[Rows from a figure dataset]
--- START ---
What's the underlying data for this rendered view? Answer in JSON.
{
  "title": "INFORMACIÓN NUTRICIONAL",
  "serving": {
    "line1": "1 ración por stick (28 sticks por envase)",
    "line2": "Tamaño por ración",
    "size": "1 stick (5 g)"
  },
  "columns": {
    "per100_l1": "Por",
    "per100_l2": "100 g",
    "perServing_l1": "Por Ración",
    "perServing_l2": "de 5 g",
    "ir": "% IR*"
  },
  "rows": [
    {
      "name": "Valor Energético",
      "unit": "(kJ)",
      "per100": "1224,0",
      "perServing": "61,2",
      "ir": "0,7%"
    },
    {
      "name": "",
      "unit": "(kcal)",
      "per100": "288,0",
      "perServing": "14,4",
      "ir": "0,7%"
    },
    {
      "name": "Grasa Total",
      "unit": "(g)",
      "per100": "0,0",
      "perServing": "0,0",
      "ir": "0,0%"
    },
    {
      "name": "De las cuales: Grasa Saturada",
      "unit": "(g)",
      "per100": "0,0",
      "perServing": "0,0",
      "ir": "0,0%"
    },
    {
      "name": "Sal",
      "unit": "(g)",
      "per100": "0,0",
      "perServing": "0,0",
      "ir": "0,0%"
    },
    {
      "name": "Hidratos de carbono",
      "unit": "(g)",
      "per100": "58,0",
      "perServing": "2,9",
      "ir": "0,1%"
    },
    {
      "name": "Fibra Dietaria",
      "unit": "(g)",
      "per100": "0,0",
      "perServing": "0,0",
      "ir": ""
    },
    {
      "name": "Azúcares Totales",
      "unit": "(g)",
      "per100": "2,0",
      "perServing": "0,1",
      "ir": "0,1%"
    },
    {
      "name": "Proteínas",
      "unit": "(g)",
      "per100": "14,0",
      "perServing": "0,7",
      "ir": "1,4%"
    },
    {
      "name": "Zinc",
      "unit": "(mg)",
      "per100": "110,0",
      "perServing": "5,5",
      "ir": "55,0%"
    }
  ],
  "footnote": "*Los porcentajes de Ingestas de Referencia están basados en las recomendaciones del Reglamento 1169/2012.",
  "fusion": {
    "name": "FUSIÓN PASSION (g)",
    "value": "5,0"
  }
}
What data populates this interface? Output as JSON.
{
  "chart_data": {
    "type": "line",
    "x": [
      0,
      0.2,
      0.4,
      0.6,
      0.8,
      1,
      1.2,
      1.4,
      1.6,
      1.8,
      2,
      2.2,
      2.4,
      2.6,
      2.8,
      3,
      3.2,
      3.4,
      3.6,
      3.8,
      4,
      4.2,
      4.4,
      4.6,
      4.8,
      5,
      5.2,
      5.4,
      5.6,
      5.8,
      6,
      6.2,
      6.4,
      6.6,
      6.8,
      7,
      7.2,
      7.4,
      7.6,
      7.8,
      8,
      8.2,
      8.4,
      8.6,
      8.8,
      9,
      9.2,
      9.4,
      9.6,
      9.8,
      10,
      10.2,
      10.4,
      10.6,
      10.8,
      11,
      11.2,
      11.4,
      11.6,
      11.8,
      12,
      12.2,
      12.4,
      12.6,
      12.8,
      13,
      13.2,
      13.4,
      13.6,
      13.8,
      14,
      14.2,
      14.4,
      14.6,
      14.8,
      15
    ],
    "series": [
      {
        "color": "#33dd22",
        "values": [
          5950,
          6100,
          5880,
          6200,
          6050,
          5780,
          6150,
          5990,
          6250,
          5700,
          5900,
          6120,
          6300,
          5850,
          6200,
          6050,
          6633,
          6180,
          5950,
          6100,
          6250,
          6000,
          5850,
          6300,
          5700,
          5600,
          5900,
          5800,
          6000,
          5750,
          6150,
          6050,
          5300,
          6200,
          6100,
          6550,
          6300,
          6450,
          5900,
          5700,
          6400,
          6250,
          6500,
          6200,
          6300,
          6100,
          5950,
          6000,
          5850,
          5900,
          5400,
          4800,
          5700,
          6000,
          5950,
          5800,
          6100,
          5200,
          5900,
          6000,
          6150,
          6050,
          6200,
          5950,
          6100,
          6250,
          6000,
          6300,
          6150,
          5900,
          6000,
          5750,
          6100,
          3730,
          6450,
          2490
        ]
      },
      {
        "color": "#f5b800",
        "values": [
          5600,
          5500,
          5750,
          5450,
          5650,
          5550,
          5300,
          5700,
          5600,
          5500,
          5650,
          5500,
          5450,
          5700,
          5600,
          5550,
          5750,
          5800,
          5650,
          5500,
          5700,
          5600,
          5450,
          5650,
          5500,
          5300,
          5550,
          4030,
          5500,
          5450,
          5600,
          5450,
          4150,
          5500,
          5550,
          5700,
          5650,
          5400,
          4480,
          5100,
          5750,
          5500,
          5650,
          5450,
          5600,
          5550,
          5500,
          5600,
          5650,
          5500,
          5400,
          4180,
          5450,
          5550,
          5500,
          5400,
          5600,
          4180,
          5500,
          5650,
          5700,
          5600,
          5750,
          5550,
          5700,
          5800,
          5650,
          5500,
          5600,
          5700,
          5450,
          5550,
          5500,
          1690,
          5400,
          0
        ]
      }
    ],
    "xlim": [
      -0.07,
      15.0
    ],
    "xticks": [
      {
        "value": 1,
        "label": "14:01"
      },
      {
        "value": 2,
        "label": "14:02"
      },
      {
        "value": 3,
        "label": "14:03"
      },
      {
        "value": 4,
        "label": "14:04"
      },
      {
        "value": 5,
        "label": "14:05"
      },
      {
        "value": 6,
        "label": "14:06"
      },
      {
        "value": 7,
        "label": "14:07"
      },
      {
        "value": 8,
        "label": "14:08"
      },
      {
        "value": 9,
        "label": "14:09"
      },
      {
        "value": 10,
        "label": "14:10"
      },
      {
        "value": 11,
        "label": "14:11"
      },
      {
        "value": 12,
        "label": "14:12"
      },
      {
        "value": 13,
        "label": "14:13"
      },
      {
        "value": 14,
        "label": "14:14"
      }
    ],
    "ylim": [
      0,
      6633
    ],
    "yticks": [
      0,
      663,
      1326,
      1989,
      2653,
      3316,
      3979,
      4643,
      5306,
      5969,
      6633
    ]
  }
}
--- END ---
• _SET PROBLEM_
Report each line in the preceding entries that holds the string "name".

• _WRITTEN ANSWER_
      "name": "Valor Energético",
      "name": "",
      "name": "Grasa Total",
      "name": "De las cuales: Grasa Saturada",
      "name": "Sal",
      "name": "Hidratos de carbono",
      "name": "Fibra Dietaria",
      "name": "Azúcares Totales",
      "name": "Proteínas",
      "name": "Zinc",
    "name": "FUSIÓN PASSION (g)",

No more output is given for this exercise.